> **TO DO**:
Return all of the entries exactly as written.

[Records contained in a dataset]

<<<<

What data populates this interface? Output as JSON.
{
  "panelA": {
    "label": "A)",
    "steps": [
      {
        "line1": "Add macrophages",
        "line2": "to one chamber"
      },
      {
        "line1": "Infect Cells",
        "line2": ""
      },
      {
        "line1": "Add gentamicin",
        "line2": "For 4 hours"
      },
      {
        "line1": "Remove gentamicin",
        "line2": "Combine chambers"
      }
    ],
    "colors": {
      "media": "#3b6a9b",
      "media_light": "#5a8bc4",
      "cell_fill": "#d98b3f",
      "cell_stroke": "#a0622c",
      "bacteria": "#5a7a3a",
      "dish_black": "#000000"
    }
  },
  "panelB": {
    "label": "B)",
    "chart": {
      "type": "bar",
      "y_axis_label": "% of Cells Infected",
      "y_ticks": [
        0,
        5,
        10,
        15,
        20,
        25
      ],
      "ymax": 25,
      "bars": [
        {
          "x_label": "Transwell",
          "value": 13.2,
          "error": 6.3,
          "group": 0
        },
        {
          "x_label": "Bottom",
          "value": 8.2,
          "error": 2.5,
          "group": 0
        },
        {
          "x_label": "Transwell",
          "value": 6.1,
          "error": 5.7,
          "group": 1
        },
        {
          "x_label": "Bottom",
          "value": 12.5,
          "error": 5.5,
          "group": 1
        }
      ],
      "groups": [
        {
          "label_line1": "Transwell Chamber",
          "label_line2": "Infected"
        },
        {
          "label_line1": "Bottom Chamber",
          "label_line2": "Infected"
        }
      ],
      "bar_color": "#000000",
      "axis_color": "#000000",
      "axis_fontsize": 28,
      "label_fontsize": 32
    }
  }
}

>>>>

> **WRITTEN SOLUTION**:
What data populates this interface? Output as JSON.
{
  "panelA": {
    "label": "A)",
    "steps": [
      {
        "line1": "Add macrophages",
        "line2": "to one chamber"
      },
      {
        "line1": "Infect Cells",
        "line2": ""
      },
      {
        "line1": "Add gentamicin",
        "line2": "For 4 hours"
      },
      {
        "line1": "Remove gentamicin",
        "line2": "Combine chambers"
      }
    ],
    "colors": {
      "media": "#3b6a9b",
      "media_light": "#5a8bc4",
      "cell_fill": "#d98b3f",
      "cell_stroke": "#a0622c",
      "bacteria": "#5a7a3a",
      "dish_black": "#000000"
    }
  },
  "panelB": {
    "label": "B)",
    "chart": {
      "type": "bar",
      "y_axis_label": "% of Cells Infected",
      "y_ticks": [
        0,
        5,
        10,
        15,
        20,
        25
      ],
      "ymax": 25,
      "bars": [
        {
          "x_label": "Transwell",
          "value": 13.2,
          "error": 6.3,
          "group": 0
        },
        {
          "x_label": "Bottom",
          "value": 8.2,
          "error": 2.5,
          "group": 0
        },
        {
          "x_label": "Transwell",
          "value": 6.1,
          "error": 5.7,
          "group": 1
        },
        {
          "x_label": "Bottom",
          "value": 12.5,
          "error": 5.5,
          "group": 1
        }
      ],
      "groups": [
        {
          "label_line1": "Transwell Chamber",
          "label_line2": "Infected"
        },
        {
          "label_line1": "Bottom Chamber",
          "label_line2": "Infected"
        }
      ],
      "bar_color": "#000000",
      "axis_color": "#000000",
      "axis_fontsize": 28,
      "label_fontsize": 32
    }
  }
}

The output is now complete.